Give the number of lines containing the word "this" and nothing more.

- [Data for processing]
# # #

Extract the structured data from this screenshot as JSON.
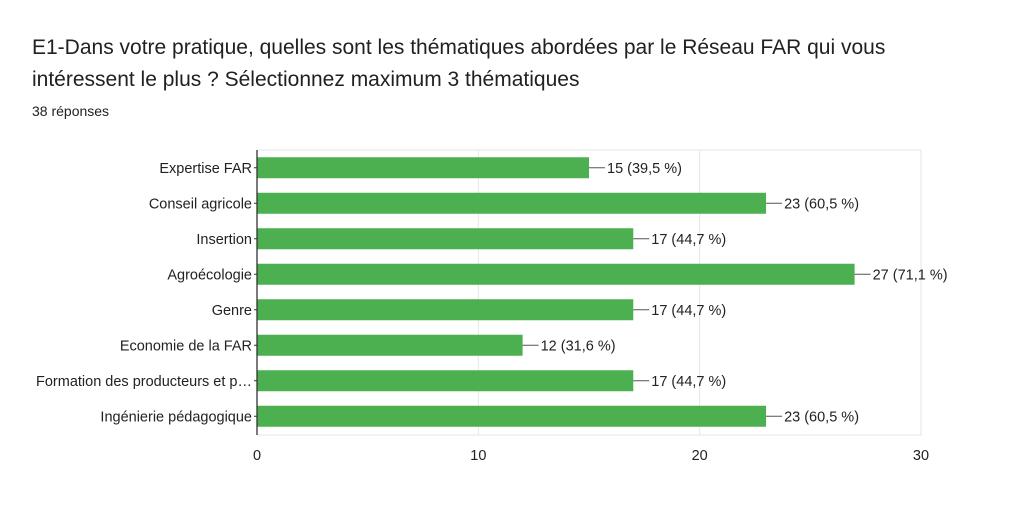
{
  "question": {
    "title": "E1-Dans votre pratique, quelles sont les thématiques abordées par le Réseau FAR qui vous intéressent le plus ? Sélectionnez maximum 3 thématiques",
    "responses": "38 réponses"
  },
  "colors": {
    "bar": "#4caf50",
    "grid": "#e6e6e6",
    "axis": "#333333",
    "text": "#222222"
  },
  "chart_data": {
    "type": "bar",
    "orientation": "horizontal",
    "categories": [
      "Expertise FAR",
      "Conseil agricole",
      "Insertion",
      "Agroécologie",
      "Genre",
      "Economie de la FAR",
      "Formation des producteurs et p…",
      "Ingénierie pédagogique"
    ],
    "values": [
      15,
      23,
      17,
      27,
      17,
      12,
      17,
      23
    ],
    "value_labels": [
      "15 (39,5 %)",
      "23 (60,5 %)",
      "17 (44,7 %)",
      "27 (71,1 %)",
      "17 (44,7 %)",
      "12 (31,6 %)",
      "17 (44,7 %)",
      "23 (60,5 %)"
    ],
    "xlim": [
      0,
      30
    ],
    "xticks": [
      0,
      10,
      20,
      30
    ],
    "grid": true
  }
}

# # #

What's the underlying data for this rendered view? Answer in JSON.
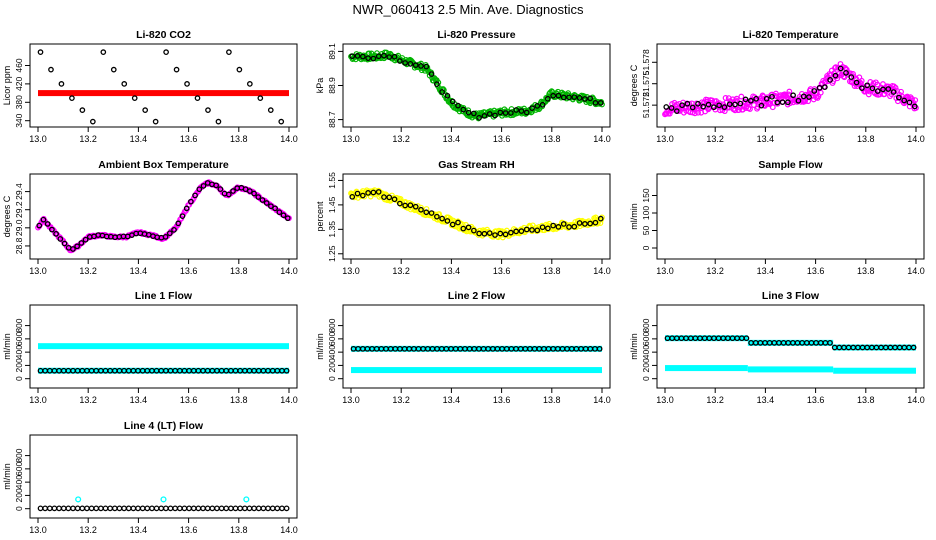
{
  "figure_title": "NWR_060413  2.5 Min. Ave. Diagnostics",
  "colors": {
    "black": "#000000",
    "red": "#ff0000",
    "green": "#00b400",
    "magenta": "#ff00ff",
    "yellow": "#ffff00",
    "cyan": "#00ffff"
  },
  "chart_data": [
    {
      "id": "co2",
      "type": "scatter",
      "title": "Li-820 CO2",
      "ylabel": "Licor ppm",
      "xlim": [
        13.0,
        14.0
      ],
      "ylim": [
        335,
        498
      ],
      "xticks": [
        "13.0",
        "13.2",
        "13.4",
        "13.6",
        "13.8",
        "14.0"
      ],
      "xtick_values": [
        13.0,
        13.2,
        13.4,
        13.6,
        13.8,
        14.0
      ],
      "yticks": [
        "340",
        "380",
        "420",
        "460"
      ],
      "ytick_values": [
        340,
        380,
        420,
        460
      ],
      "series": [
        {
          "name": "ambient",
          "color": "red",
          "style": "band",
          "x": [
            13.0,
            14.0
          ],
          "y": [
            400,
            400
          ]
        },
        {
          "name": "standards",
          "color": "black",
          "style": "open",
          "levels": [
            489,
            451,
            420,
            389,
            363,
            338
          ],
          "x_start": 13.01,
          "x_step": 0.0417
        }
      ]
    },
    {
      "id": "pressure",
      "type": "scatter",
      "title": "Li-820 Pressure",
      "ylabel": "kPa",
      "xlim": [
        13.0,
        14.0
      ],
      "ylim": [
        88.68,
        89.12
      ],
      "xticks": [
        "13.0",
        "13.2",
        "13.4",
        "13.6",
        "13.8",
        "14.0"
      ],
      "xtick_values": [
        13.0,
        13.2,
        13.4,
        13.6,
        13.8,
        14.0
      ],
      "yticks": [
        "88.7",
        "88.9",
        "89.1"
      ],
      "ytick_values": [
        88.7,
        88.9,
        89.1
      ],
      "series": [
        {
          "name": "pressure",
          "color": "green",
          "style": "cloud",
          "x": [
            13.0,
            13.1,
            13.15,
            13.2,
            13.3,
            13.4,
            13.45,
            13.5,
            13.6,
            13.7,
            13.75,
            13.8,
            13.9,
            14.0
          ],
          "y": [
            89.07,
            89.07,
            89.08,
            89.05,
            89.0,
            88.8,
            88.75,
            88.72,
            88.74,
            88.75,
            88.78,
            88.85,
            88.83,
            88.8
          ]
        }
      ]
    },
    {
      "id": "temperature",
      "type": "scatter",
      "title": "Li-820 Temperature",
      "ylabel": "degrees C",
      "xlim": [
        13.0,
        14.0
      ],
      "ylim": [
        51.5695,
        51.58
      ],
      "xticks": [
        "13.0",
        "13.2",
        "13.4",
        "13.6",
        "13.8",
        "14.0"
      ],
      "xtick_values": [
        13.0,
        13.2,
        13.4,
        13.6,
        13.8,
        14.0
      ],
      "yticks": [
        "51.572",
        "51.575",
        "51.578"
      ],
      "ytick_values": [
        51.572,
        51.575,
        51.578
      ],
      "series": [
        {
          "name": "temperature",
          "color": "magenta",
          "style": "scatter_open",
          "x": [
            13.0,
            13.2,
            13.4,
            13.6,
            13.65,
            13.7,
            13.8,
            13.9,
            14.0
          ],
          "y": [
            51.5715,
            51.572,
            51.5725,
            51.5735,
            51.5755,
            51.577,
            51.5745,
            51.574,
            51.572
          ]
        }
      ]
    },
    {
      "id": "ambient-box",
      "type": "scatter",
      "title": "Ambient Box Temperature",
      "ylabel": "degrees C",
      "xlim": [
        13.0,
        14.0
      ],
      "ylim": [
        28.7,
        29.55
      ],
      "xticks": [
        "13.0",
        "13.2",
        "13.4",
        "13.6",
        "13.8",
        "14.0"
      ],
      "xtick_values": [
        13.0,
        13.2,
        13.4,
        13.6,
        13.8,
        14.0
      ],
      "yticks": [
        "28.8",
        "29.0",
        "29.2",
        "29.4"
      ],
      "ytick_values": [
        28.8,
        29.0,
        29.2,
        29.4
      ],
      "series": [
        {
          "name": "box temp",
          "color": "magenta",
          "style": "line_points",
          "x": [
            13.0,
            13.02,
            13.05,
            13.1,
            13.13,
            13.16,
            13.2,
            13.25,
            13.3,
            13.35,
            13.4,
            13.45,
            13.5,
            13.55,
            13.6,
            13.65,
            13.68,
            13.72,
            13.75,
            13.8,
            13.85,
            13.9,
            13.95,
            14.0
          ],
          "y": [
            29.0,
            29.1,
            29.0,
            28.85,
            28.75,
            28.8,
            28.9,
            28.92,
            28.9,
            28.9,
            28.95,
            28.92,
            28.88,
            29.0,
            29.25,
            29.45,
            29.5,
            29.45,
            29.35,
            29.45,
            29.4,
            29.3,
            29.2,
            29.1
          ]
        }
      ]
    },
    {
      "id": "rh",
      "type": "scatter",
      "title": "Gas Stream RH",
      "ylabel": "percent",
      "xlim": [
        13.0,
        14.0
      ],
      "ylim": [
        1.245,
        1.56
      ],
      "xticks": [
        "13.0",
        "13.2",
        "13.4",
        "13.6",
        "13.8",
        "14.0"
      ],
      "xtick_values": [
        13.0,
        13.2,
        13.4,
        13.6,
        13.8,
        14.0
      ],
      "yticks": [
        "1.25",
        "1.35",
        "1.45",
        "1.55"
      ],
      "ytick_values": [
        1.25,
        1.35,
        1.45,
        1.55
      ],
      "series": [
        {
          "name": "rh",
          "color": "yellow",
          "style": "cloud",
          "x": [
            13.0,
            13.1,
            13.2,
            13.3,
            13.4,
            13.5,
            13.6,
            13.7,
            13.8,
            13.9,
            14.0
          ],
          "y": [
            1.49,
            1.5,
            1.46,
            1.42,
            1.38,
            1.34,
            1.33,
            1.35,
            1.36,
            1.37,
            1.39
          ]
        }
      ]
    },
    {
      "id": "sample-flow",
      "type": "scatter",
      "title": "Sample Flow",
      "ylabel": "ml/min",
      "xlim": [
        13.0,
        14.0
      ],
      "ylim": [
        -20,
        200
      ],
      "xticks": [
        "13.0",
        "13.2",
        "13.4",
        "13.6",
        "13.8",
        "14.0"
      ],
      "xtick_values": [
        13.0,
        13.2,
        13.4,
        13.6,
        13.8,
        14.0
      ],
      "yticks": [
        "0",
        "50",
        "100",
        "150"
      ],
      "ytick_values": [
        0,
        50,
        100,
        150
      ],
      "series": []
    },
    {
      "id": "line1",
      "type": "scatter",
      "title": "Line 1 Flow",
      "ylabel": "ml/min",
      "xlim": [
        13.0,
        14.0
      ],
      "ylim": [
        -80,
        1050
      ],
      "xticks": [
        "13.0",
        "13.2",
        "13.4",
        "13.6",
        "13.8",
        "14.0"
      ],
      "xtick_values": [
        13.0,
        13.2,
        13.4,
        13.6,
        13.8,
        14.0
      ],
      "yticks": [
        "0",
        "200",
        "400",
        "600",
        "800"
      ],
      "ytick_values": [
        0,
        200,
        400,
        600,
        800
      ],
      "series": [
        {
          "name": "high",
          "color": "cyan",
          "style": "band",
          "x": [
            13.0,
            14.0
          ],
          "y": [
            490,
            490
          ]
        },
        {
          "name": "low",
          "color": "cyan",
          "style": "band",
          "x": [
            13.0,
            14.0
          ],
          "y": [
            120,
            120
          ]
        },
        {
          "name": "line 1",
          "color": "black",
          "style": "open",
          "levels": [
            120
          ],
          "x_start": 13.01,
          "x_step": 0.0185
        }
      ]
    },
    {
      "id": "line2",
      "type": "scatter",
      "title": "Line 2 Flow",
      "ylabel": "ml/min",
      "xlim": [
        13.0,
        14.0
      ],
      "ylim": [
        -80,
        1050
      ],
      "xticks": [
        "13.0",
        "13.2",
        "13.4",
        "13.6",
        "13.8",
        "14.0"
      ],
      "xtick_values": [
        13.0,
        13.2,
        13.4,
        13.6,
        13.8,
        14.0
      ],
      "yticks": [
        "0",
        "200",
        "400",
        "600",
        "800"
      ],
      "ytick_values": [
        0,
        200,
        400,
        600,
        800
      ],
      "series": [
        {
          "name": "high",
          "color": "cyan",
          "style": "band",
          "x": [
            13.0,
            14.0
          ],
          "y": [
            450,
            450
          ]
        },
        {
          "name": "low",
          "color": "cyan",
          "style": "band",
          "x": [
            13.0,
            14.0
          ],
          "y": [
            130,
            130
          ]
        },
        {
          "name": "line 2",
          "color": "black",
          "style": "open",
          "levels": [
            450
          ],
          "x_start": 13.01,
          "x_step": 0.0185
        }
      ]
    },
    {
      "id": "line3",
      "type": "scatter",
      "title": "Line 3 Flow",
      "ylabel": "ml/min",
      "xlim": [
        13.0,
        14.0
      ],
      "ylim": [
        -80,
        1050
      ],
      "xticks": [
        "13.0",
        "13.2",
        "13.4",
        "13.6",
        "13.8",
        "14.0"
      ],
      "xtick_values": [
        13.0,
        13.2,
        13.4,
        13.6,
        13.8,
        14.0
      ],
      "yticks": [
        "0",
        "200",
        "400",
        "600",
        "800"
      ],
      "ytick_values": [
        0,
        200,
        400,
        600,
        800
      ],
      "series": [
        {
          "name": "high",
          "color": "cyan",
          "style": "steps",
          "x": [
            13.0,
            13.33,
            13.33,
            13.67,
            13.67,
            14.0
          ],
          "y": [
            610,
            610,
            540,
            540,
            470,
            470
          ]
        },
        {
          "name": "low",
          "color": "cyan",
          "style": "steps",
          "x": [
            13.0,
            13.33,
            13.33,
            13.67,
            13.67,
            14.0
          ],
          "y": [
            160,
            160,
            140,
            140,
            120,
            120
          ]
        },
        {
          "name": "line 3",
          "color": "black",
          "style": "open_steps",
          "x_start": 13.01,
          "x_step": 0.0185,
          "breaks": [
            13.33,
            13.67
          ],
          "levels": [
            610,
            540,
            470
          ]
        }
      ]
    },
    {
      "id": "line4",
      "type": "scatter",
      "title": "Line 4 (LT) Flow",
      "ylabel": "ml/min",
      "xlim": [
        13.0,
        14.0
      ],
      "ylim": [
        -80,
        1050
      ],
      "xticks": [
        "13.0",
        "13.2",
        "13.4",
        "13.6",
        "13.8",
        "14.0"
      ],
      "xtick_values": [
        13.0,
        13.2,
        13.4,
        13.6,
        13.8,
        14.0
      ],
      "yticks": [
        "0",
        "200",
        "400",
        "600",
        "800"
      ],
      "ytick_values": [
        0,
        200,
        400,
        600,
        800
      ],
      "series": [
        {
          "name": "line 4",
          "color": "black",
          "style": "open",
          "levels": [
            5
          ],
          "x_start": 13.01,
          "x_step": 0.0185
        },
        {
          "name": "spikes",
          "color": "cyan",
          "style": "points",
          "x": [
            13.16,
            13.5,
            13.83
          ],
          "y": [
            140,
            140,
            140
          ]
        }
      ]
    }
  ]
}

# # #

- [Completed exercise]
2